◆ Written problem: Pull out every line with the word "color" from the entries below.
# Records for processing start
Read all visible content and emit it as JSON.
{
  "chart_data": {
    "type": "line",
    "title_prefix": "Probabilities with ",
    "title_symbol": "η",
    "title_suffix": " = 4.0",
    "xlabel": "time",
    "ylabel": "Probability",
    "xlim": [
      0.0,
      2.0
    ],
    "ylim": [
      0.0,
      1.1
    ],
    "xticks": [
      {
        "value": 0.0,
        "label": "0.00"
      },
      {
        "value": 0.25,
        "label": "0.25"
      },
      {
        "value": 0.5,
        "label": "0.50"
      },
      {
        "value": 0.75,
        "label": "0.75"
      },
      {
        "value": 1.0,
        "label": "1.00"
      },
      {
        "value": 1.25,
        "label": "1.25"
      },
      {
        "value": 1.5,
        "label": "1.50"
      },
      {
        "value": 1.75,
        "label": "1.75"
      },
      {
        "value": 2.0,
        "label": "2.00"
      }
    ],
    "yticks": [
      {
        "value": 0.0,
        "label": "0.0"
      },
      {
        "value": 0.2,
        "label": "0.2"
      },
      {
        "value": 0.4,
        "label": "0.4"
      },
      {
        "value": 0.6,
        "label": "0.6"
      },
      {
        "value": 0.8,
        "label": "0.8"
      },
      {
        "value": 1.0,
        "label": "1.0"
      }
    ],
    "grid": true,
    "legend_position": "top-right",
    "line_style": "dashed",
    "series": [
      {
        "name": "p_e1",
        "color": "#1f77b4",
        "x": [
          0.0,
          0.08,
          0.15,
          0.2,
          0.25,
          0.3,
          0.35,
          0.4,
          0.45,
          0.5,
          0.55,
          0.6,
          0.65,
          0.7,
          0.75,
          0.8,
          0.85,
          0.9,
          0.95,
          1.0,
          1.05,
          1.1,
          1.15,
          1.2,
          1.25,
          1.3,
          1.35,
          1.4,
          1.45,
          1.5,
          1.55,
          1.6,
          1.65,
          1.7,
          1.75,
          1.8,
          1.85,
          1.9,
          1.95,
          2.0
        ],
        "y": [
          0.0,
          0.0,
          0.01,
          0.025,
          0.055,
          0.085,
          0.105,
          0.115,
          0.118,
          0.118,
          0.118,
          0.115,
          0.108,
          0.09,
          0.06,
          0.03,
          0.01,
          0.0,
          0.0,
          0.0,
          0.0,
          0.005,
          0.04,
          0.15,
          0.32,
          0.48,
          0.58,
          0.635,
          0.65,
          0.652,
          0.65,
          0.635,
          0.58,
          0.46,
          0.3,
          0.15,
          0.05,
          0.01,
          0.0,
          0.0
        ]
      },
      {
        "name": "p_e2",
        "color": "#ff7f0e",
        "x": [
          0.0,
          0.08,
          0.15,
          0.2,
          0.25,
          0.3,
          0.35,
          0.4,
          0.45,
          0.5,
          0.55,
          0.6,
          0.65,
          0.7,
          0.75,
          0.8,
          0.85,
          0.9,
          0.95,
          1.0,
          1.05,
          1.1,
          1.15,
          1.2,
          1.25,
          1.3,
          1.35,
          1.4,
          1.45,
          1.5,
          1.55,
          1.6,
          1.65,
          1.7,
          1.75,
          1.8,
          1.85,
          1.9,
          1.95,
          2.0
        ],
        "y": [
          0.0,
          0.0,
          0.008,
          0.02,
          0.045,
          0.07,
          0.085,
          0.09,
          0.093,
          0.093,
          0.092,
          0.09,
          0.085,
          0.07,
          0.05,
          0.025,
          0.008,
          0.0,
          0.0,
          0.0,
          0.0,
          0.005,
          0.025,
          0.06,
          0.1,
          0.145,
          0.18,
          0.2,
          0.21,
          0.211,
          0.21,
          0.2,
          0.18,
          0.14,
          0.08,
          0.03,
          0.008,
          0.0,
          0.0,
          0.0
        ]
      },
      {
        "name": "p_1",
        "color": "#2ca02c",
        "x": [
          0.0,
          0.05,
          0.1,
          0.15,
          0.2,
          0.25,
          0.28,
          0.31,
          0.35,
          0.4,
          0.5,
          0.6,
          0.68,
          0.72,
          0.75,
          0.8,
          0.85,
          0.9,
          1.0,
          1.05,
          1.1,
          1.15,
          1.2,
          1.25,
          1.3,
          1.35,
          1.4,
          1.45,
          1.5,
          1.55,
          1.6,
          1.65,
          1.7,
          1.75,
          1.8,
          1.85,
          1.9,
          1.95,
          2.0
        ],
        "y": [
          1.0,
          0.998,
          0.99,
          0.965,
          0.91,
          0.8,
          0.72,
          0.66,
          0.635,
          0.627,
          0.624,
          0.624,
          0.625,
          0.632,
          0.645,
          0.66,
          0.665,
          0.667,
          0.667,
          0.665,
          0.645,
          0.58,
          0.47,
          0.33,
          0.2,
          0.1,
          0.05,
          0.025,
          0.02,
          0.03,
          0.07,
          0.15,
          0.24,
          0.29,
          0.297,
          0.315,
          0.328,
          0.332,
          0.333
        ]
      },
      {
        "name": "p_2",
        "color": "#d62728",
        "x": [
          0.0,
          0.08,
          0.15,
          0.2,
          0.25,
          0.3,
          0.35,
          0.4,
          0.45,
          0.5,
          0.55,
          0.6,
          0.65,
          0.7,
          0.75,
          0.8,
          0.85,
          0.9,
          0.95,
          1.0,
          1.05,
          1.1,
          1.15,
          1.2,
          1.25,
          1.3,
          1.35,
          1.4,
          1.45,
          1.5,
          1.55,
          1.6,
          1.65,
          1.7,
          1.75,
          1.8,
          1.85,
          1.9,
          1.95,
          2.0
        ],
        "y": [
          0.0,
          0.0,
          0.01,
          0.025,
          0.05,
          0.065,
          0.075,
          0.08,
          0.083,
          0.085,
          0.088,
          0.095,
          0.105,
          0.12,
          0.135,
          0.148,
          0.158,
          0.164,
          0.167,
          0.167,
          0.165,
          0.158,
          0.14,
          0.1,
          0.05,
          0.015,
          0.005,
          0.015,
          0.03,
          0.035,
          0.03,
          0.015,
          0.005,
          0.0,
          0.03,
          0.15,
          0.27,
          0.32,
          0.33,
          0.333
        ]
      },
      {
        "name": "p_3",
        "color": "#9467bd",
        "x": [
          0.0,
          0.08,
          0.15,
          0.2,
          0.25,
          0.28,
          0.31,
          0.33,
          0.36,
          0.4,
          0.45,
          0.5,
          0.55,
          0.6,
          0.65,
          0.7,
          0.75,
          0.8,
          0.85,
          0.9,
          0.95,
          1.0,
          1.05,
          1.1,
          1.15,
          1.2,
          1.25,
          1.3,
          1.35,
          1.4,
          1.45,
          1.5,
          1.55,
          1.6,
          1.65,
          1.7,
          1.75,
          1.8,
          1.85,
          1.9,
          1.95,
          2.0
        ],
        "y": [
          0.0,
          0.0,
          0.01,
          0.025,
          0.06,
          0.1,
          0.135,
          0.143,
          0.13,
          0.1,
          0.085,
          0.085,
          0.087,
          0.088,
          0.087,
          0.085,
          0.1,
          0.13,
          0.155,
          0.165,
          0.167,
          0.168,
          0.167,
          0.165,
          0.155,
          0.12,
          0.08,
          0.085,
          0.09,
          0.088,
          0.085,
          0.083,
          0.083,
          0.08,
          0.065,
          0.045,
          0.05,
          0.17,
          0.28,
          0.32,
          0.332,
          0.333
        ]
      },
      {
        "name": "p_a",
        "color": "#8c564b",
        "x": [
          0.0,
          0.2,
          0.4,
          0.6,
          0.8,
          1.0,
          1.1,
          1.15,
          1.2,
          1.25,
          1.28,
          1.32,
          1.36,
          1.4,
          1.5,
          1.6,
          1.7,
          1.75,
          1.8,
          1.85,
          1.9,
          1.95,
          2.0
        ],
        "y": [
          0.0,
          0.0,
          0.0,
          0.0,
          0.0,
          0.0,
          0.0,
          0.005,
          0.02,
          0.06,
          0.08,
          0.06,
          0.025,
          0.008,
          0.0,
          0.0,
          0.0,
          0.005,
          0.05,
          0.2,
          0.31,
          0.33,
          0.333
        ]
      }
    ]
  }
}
# Records for processing end
◆ Result:
        "color": "#1f77b4",
        "color": "#ff7f0e",
        "color": "#2ca02c",
        "color": "#d62728",
        "color": "#9467bd",
        "color": "#8c564b",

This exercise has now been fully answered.